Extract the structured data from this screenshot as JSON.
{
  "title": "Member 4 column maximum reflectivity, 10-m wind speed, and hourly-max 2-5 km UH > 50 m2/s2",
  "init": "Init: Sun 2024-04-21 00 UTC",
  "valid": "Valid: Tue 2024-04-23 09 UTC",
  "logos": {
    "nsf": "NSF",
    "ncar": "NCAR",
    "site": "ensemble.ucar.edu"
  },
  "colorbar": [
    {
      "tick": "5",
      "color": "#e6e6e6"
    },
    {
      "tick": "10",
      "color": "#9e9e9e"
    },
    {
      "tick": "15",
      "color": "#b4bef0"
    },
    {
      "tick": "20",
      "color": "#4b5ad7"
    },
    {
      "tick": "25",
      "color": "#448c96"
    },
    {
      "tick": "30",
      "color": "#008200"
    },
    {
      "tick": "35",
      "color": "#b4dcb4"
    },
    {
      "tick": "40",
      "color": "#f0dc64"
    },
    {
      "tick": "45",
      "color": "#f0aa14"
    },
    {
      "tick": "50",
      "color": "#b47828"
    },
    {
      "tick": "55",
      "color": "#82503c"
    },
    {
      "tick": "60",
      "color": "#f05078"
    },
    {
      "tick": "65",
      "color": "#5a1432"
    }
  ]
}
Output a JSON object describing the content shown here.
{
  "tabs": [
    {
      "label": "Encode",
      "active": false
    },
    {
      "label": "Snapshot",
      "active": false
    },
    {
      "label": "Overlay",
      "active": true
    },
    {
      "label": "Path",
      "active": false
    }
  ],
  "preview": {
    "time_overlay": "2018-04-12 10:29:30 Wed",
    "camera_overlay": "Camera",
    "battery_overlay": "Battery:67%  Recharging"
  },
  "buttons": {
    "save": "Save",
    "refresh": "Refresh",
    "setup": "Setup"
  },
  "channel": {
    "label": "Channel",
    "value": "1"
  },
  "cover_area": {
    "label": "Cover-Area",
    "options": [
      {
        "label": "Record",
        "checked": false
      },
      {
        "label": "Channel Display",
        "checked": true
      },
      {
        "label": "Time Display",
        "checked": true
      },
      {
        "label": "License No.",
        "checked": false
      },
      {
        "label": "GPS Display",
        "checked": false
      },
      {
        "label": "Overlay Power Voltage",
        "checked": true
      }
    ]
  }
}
......
◆ **Direction**
All lines above containing the string "label" are to be collected.

◆ **Result for this exercise**
      "label": "Encode",
      "label": "Snapshot",
      "label": "Overlay",
      "label": "Path",
    "label": "Channel",
    "label": "Cover-Area",
        "label": "Record",
        "label": "Channel Display",
        "label": "Time Display",
        "label": "License No.",
        "label": "GPS Display",
        "label": "Overlay Power Voltage",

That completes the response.